--- Start ---

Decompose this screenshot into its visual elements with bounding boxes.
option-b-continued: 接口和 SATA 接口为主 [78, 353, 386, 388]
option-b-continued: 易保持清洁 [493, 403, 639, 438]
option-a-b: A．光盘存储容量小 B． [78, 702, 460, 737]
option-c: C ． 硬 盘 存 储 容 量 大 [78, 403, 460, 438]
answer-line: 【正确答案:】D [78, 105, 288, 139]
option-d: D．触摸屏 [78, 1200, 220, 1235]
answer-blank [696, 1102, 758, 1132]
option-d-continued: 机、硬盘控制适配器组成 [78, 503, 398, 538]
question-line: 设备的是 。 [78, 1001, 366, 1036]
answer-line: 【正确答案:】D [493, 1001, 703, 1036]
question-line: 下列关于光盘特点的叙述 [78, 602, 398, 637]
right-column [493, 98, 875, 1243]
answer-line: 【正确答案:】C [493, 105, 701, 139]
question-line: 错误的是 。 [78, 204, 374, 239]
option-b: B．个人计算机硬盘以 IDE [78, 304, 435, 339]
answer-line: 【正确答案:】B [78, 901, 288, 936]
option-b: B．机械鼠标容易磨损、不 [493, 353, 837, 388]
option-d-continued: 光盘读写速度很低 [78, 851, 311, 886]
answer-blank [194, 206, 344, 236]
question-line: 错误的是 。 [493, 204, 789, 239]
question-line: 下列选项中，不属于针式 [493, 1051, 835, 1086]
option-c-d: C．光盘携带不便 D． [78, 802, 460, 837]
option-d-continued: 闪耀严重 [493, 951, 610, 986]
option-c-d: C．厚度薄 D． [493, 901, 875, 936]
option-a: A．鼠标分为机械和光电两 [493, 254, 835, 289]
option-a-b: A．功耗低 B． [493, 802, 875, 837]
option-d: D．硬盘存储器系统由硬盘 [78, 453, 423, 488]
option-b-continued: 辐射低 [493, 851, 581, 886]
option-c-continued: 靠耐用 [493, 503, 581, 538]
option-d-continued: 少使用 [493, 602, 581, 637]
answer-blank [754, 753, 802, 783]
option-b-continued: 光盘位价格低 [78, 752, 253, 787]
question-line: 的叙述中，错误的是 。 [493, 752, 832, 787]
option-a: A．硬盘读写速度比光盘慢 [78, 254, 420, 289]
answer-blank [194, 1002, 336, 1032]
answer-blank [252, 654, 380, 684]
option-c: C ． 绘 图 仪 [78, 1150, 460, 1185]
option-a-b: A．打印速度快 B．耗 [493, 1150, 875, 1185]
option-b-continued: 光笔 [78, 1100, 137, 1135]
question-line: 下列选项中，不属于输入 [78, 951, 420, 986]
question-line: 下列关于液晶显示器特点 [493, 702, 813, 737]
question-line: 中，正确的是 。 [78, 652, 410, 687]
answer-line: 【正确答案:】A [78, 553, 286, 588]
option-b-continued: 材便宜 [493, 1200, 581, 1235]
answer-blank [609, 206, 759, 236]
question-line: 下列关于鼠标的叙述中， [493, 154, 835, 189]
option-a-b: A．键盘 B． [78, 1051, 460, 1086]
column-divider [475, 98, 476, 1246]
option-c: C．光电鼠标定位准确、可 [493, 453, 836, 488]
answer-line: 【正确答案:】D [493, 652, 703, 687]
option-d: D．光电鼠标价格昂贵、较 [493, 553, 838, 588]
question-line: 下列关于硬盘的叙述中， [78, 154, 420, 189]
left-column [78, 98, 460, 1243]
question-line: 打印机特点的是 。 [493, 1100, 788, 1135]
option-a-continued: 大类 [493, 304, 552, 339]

--- End ---

▶ _TO DO_
Please copy the listing from its start through the line that contains "option-d: D．触摸屏 [78, 1200, 220, 1235]", renaming "option-b-continued" to "option-b-cont" everywhere in that stretch and changing nothing else.

▶ _OUTPUT BELOW_
Decompose this screenshot into its visual elements with bounding boxes.
option-b-cont: 接口和 SATA 接口为主 [78, 353, 386, 388]
option-b-cont: 易保持清洁 [493, 403, 639, 438]
option-a-b: A．光盘存储容量小 B． [78, 702, 460, 737]
option-c: C ． 硬 盘 存 储 容 量 大 [78, 403, 460, 438]
answer-line: 【正确答案:】D [78, 105, 288, 139]
option-d: D．触摸屏 [78, 1200, 220, 1235]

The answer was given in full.